### Problem description
Your answer is a number only: how many lines in the data below contain "Metabolism"?

### Dataset excerpts
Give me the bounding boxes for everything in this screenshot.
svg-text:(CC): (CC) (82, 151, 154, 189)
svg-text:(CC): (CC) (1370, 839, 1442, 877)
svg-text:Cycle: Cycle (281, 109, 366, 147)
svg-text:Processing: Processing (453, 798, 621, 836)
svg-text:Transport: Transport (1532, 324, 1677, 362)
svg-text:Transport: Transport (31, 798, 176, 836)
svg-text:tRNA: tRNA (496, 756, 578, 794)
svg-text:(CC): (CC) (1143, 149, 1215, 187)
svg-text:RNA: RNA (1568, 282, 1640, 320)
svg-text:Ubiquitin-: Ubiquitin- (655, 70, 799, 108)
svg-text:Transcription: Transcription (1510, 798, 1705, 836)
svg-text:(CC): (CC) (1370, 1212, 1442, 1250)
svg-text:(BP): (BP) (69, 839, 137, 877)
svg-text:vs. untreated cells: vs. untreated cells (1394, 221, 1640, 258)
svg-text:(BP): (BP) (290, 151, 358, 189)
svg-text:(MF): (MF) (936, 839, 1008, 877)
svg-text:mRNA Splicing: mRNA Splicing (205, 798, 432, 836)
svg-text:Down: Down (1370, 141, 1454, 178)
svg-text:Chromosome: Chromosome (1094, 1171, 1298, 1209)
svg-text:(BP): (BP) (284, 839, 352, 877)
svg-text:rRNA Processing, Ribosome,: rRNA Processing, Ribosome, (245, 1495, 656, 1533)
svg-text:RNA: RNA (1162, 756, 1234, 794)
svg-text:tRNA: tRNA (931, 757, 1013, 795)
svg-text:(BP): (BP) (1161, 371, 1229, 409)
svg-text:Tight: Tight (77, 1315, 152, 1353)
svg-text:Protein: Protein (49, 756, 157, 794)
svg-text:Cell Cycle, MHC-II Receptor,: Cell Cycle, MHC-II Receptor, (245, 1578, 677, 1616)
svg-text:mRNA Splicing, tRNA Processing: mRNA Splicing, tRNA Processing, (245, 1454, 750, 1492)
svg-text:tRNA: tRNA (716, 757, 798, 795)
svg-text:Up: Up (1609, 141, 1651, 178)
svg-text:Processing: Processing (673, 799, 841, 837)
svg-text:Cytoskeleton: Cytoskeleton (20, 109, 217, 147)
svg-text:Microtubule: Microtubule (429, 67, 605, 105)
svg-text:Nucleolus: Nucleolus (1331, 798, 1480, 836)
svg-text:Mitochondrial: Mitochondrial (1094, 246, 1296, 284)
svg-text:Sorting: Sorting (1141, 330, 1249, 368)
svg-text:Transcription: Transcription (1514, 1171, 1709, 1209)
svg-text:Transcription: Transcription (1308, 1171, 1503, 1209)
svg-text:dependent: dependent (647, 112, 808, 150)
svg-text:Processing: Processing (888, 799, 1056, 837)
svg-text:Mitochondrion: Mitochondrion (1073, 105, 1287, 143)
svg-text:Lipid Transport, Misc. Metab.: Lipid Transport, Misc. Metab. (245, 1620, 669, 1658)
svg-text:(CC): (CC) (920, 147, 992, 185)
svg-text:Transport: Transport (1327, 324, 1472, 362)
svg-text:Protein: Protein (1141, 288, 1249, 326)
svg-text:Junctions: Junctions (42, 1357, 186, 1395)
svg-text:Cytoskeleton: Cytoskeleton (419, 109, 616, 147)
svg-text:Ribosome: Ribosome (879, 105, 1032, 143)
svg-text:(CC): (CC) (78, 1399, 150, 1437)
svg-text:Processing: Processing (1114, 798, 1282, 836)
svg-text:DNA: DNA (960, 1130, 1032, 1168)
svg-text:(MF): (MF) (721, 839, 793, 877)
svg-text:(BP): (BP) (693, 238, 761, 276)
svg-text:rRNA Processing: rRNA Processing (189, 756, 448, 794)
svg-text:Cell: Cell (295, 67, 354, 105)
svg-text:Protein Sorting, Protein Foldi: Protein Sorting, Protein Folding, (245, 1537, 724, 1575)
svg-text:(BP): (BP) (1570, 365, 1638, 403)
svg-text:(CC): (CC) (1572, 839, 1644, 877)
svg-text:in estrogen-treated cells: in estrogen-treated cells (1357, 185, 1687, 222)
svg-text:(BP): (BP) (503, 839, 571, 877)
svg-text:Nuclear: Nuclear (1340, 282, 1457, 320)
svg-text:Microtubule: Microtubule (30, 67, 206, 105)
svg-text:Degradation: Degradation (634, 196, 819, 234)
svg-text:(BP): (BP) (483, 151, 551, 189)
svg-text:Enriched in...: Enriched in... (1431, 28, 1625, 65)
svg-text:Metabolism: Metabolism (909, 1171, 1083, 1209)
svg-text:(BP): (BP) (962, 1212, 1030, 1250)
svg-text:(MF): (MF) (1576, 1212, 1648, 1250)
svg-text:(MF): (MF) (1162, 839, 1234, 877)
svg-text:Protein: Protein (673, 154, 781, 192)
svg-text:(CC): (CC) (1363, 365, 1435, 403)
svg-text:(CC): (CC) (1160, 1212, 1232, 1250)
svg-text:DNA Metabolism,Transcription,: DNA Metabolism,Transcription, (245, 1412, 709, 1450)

### Task solution
2